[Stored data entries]

════

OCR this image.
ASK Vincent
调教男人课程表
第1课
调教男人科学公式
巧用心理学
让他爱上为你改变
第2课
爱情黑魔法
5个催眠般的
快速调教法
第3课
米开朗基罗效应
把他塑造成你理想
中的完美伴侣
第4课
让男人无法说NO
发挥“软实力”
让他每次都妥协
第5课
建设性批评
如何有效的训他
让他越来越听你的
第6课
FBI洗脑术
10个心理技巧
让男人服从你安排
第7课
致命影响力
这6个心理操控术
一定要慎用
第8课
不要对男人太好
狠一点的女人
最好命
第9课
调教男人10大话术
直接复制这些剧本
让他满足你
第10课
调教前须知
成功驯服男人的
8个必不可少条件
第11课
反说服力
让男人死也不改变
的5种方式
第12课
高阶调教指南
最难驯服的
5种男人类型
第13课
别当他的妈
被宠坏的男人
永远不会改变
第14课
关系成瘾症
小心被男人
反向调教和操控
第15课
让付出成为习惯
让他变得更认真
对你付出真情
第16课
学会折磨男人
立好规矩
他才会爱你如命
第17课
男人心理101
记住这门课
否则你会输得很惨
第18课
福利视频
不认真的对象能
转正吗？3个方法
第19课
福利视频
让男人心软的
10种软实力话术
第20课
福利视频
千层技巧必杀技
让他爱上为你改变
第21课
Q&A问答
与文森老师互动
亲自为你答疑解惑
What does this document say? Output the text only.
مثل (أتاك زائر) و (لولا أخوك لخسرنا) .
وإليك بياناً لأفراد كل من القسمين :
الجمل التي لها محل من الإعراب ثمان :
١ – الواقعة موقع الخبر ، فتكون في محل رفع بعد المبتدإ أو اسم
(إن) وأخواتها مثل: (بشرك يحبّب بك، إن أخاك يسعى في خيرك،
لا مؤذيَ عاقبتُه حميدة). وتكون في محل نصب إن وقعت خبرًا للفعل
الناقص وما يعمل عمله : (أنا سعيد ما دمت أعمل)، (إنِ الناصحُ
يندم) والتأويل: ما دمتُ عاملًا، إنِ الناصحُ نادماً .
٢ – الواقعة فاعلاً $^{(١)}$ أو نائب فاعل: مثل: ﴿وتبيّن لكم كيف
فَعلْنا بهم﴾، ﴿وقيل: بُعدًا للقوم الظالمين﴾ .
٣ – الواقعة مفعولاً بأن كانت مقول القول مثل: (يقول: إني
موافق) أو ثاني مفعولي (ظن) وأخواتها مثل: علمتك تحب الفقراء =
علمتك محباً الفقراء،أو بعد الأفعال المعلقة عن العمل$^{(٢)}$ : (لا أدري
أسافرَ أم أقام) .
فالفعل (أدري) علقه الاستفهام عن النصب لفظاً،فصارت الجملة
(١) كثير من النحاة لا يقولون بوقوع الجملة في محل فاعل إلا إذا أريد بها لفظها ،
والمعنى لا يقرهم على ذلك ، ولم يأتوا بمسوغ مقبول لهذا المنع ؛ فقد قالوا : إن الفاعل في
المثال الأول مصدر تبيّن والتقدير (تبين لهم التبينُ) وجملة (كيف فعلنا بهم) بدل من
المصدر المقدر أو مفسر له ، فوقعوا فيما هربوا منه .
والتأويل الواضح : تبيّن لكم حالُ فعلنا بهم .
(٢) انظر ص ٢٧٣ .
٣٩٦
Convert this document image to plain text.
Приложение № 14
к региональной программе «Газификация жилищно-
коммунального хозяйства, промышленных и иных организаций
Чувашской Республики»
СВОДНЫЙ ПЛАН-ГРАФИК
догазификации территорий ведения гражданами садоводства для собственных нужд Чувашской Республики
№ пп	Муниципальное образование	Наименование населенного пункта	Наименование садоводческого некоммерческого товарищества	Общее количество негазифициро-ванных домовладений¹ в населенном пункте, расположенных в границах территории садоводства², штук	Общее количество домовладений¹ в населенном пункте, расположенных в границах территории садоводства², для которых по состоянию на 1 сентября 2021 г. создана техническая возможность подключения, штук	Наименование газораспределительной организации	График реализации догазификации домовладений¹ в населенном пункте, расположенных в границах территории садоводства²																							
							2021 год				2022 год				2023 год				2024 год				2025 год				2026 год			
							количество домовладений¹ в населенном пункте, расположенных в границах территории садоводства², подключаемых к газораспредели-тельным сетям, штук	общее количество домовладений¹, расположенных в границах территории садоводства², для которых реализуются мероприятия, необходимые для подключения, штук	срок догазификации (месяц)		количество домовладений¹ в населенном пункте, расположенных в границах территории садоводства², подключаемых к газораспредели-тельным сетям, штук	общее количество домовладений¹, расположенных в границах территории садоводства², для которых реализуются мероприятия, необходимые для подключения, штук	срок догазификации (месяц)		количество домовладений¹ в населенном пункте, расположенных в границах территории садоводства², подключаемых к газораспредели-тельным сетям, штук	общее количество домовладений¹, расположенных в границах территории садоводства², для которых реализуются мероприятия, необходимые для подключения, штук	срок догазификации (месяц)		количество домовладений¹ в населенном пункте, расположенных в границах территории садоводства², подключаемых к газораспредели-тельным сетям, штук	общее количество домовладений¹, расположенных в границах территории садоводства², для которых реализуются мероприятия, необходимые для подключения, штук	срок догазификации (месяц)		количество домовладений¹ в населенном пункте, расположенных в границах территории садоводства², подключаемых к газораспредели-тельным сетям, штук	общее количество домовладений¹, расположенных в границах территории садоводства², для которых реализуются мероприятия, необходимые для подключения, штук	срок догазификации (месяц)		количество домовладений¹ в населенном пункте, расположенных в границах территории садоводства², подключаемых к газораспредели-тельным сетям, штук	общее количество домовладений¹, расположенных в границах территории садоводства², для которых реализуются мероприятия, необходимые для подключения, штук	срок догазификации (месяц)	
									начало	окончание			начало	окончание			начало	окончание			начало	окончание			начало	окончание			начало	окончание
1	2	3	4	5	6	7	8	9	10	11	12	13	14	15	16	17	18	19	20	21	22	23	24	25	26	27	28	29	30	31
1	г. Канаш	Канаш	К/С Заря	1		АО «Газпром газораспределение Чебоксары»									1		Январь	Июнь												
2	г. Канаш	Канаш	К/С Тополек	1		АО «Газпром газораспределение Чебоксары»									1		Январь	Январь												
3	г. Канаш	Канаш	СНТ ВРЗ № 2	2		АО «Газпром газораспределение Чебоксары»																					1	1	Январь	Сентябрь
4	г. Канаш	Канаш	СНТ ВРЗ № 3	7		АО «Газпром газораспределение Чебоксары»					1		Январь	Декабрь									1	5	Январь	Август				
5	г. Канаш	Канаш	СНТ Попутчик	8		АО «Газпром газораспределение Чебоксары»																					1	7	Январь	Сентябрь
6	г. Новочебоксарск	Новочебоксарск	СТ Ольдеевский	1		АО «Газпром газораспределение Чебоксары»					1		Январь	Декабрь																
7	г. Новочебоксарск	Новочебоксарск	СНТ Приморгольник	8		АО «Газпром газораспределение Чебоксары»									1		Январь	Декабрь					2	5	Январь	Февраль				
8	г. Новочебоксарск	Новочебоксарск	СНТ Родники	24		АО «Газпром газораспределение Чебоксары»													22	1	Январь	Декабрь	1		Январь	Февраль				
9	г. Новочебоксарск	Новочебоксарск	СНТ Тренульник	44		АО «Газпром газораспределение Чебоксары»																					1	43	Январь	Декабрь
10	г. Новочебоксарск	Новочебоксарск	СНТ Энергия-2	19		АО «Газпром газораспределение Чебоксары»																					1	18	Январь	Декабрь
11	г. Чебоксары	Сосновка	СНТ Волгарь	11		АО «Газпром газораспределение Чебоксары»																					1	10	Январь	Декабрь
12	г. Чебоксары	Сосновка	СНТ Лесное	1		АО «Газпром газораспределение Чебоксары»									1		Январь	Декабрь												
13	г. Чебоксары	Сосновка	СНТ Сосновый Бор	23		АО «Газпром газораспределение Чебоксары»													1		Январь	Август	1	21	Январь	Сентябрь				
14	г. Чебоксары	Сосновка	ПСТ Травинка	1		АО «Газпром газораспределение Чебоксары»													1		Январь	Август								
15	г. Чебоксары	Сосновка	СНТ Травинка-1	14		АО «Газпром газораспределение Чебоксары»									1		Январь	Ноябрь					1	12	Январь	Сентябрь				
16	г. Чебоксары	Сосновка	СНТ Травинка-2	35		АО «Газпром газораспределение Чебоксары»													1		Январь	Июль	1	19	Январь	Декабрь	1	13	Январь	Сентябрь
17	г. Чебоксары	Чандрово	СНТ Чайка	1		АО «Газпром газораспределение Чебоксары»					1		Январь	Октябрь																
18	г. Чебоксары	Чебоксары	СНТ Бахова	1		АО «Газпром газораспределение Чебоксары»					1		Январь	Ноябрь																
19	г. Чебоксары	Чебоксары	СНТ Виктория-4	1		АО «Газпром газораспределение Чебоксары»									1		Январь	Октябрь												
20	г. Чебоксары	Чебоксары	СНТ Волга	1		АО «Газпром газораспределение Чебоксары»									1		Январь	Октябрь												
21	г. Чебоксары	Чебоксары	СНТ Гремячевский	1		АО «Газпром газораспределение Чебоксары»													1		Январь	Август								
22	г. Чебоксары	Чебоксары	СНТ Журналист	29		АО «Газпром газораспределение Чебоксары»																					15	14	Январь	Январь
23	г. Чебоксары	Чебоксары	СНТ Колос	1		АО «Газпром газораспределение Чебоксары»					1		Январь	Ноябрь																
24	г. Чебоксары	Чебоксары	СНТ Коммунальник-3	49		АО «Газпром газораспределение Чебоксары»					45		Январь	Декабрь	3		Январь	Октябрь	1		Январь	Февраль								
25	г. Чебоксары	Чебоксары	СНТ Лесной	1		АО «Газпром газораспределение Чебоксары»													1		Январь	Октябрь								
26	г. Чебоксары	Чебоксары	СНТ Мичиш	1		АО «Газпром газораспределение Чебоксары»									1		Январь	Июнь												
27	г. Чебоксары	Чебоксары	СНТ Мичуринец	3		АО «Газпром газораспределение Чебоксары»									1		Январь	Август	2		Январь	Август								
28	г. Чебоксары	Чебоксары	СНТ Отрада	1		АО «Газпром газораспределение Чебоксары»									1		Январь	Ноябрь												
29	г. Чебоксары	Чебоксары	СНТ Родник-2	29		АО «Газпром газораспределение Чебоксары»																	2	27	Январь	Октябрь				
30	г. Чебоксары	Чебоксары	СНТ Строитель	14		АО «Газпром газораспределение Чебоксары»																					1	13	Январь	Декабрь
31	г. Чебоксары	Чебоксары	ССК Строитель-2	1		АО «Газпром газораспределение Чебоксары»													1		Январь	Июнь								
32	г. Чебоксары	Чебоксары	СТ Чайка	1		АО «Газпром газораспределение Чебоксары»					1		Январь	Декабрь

════

- _What you need to do_
Going through the entries above line by line, work out how many lines include the word "Чувашской". Only the number is required.

- _Task result_
2